Copy every line in which the string "icon" occurs.

** start of TASK DATA **

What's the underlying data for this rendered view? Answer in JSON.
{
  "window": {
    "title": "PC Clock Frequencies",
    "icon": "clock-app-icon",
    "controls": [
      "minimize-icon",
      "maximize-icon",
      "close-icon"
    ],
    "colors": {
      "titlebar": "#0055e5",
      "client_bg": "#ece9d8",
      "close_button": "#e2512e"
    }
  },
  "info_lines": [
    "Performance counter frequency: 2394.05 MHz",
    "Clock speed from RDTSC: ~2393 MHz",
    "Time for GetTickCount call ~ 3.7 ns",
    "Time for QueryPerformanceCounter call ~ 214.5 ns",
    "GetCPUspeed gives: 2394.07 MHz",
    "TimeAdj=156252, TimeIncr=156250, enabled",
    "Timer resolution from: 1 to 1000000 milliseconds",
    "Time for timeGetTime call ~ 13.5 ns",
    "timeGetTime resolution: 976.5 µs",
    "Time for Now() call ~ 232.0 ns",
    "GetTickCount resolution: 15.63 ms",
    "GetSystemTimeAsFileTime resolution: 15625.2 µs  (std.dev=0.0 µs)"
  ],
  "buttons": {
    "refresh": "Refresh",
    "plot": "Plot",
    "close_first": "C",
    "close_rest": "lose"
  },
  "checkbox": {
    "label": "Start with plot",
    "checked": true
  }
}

** end of TASK DATA **

— THE REPLY —
    "icon": "clock-app-icon",
      "minimize-icon",
      "maximize-icon",
      "close-icon"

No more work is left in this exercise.